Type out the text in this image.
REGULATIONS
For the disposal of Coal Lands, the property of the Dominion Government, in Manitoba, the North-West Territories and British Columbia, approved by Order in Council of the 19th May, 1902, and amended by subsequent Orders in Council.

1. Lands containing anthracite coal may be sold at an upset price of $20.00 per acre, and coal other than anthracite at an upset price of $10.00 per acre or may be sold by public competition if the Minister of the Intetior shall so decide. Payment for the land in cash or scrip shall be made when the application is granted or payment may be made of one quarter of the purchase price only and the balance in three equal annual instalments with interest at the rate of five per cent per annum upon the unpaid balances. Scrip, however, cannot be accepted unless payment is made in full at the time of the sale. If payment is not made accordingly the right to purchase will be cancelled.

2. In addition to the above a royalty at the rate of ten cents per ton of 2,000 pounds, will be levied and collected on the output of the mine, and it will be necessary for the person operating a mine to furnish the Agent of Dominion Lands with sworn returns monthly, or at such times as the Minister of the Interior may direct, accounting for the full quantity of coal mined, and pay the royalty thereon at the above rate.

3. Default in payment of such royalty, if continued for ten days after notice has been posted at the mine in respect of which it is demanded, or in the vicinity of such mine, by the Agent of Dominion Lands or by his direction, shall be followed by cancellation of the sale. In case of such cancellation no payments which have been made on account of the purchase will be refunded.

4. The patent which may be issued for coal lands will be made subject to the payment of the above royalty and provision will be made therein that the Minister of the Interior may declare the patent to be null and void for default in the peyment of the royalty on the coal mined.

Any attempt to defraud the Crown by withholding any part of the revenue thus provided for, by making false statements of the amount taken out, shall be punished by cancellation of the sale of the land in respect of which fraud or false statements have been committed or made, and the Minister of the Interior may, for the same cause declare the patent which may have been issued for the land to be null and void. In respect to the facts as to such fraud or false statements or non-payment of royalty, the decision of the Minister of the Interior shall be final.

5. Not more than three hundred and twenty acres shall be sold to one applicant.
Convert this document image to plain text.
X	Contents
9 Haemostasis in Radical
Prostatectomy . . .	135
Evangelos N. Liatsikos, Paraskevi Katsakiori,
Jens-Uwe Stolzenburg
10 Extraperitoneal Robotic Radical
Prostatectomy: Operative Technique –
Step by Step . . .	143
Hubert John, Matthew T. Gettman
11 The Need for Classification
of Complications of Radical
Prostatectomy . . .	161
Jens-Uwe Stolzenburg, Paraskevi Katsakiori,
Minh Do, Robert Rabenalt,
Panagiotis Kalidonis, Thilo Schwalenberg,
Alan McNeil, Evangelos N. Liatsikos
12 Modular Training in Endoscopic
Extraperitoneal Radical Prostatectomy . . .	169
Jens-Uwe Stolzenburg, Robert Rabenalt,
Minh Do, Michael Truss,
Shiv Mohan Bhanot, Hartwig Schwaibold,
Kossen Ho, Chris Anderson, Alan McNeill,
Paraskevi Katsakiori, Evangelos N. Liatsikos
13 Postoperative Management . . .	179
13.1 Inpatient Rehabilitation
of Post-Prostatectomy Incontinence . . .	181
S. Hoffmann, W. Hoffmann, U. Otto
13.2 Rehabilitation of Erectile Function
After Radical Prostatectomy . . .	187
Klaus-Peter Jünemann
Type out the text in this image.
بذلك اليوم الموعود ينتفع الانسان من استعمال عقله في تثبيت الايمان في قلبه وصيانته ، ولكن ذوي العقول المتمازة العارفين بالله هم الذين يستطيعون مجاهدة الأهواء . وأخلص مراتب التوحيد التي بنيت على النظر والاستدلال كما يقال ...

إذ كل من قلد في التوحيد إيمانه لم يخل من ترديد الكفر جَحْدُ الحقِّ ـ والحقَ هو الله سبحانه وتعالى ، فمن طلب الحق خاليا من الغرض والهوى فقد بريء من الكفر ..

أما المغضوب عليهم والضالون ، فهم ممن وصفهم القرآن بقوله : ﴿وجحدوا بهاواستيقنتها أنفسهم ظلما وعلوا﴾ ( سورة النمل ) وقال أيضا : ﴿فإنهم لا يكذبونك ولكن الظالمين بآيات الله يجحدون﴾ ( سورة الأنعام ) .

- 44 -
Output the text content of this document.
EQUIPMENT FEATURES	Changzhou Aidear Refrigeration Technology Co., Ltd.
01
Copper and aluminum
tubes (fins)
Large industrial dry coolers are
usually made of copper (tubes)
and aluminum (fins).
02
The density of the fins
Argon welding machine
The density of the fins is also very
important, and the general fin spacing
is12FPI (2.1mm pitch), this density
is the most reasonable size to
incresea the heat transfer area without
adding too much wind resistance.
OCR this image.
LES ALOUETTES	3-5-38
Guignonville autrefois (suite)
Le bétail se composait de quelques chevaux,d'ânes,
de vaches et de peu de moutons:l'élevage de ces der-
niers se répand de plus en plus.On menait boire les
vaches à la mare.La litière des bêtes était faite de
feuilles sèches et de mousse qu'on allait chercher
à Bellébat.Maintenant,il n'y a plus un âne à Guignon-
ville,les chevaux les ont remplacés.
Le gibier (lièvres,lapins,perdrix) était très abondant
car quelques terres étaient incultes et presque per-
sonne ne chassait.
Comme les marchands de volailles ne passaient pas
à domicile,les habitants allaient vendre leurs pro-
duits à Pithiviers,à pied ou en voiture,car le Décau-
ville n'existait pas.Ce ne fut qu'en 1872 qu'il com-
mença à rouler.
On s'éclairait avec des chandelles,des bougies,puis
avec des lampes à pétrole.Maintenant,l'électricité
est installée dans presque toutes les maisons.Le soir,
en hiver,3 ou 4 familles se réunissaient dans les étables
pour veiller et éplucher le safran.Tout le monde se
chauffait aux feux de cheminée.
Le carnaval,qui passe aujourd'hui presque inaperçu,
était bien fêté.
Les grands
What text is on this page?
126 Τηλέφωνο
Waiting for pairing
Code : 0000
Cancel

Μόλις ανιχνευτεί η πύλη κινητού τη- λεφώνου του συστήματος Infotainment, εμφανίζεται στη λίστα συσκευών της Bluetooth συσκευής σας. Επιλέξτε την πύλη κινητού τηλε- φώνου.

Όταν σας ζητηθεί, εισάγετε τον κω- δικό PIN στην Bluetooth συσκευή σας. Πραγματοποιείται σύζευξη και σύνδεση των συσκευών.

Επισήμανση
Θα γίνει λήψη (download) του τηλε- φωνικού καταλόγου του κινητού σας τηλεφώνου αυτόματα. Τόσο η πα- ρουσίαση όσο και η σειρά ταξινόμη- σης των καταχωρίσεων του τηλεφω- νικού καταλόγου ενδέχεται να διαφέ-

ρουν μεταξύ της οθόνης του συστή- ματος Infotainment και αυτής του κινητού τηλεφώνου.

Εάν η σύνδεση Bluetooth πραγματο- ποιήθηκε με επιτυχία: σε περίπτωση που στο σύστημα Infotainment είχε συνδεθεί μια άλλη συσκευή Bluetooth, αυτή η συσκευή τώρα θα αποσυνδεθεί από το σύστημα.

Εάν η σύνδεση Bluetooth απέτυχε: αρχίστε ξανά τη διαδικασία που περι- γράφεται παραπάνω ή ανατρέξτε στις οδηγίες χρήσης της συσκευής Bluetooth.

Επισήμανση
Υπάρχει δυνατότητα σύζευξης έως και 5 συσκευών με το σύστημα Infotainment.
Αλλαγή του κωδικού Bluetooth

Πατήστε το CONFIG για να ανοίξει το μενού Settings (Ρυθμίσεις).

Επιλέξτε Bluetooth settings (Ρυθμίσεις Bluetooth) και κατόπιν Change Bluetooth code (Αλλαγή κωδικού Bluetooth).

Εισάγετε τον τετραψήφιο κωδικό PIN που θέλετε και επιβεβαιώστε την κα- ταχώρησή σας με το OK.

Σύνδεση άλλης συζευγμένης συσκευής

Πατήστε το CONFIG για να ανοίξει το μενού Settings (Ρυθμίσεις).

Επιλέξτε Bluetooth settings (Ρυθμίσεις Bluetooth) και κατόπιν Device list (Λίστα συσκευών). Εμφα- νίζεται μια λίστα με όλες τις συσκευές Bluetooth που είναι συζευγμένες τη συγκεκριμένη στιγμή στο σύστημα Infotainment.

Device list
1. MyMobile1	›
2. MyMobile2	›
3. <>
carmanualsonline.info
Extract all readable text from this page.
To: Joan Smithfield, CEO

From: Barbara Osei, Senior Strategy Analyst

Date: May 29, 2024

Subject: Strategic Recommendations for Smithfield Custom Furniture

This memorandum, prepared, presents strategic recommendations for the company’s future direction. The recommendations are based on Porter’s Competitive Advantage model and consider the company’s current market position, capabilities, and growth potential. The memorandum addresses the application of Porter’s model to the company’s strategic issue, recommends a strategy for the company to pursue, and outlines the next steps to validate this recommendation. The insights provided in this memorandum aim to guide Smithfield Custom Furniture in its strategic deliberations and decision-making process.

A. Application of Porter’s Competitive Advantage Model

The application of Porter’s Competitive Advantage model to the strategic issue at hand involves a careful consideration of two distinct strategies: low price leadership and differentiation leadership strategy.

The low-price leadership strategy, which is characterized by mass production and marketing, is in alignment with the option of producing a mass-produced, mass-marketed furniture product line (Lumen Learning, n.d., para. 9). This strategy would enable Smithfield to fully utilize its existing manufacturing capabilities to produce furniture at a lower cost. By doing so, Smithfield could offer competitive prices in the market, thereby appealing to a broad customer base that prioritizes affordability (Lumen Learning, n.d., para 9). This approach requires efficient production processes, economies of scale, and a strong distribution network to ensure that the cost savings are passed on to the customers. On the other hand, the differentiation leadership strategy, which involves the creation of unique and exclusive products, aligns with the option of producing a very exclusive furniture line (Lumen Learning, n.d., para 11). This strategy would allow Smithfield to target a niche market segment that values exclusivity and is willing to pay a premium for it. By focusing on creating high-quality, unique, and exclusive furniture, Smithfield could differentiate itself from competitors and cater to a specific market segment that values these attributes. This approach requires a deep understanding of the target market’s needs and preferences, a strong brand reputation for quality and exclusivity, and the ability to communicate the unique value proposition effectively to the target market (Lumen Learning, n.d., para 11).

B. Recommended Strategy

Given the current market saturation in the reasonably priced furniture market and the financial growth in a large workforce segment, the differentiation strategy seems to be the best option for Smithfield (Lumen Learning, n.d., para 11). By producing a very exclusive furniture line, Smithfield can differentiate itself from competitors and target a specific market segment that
━━━━
Find the string "Dominion" in the listing and return every line that holds it.

For the disposal of Coal Lands, the property of the Dominion Government, in Manitoba, the North-West Territories and British Columbia, approved by Order in Council of the 19th May, 1902, and amended by subsequent Orders in Council.
2. In addition to the above a royalty at the rate of ten cents per ton of 2,000 pounds, will be levied and collected on the output of the mine, and it will be necessary for the person operating a mine to furnish the Agent of Dominion Lands with sworn returns monthly, or at such times as the Minister of the Interior may direct, accounting for the full quantity of coal mined, and pay the royalty thereon at the above rate.
3. Default in payment of such royalty, if continued for ten days after notice has been posted at the mine in respect of which it is demanded, or in the vicinity of such mine, by the Agent of Dominion Lands or by his direction, shall be followed by cancellation of the sale. In case of such cancellation no payments which have been made on account of the purchase will be refunded.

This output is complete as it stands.